▶ Exercise details
All of the material below is to be retyped exactly.

▶ Material for this exercise

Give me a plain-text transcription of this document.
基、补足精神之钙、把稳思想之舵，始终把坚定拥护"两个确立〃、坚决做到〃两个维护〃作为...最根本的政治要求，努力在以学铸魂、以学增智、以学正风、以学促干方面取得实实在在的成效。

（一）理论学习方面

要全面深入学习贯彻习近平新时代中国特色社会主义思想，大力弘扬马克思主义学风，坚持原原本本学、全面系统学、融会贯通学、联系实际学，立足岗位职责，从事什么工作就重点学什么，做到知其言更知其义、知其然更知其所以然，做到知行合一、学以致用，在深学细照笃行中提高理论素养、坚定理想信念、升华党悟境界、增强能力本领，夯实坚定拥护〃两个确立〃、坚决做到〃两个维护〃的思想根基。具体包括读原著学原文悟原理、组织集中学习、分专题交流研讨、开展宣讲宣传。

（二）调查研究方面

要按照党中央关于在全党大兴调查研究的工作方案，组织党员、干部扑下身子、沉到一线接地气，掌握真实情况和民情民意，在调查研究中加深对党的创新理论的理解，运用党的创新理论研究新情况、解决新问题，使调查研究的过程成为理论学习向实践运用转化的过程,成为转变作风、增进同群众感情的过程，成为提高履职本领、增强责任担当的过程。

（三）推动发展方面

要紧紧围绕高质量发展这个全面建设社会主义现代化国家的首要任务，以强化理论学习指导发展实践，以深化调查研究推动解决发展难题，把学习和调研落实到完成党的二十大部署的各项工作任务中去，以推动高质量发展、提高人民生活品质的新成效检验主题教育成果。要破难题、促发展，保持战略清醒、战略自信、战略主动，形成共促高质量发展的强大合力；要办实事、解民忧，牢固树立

▶ Written answer
Give me a plain-text transcription of this document.
基、补足精神之钙、把稳思想之舵，始终把坚定拥护"两个确立〃、坚决做到〃两个维护〃作为...最根本的政治要求，努力在以学铸魂、以学增智、以学正风、以学促干方面取得实实在在的成效。

（一）理论学习方面

要全面深入学习贯彻习近平新时代中国特色社会主义思想，大力弘扬马克思主义学风，坚持原原本本学、全面系统学、融会贯通学、联系实际学，立足岗位职责，从事什么工作就重点学什么，做到知其言更知其义、知其然更知其所以然，做到知行合一、学以致用，在深学细照笃行中提高理论素养、坚定理想信念、升华党悟境界、增强能力本领，夯实坚定拥护〃两个确立〃、坚决做到〃两个维护〃的思想根基。具体包括读原著学原文悟原理、组织集中学习、分专题交流研讨、开展宣讲宣传。

（二）调查研究方面

要按照党中央关于在全党大兴调查研究的工作方案，组织党员、干部扑下身子、沉到一线接地气，掌握真实情况和民情民意，在调查研究中加深对党的创新理论的理解，运用党的创新理论研究新情况、解决新问题，使调查研究的过程成为理论学习向实践运用转化的过程,成为转变作风、增进同群众感情的过程，成为提高履职本领、增强责任担当的过程。

（三）推动发展方面

要紧紧围绕高质量发展这个全面建设社会主义现代化国家的首要任务，以强化理论学习指导发展实践，以深化调查研究推动解决发展难题，把学习和调研落实到完成党的二十大部署的各项工作任务中去，以推动高质量发展、提高人民生活品质的新成效检验主题教育成果。要破难题、促发展，保持战略清醒、战略自信、战略主动，形成共促高质量发展的强大合力；要办实事、解民忧，牢固树立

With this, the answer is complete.